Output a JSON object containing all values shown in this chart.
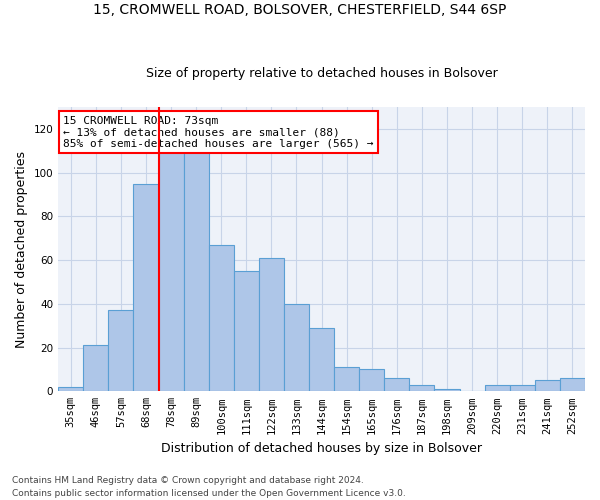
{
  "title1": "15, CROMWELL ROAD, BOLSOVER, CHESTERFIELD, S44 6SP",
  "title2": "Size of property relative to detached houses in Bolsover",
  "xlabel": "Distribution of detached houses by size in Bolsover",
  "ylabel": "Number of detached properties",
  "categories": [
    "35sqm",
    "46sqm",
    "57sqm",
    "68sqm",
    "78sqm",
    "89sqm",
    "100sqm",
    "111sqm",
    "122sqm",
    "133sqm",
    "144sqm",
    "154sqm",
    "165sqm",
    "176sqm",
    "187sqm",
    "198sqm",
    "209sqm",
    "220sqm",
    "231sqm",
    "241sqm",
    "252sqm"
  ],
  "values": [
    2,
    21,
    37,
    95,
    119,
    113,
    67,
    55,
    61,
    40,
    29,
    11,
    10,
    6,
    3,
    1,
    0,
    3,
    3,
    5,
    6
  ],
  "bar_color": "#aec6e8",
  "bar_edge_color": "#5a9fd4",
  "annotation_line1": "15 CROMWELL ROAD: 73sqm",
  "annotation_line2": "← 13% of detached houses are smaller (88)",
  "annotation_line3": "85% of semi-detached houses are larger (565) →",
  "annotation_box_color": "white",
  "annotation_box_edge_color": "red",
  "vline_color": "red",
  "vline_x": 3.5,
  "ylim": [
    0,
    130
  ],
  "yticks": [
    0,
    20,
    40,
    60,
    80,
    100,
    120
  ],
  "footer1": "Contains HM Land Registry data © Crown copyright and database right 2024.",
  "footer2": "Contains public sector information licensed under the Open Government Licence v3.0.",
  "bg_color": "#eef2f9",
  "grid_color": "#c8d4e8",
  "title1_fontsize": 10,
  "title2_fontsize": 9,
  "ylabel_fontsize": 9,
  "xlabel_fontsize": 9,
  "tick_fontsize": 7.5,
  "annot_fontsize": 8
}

■ ■ ■ ■ ■

= Task objective =
From the records above, report the count of lines containing "CROMWELL" and nothing more.

= Solved exercise =
2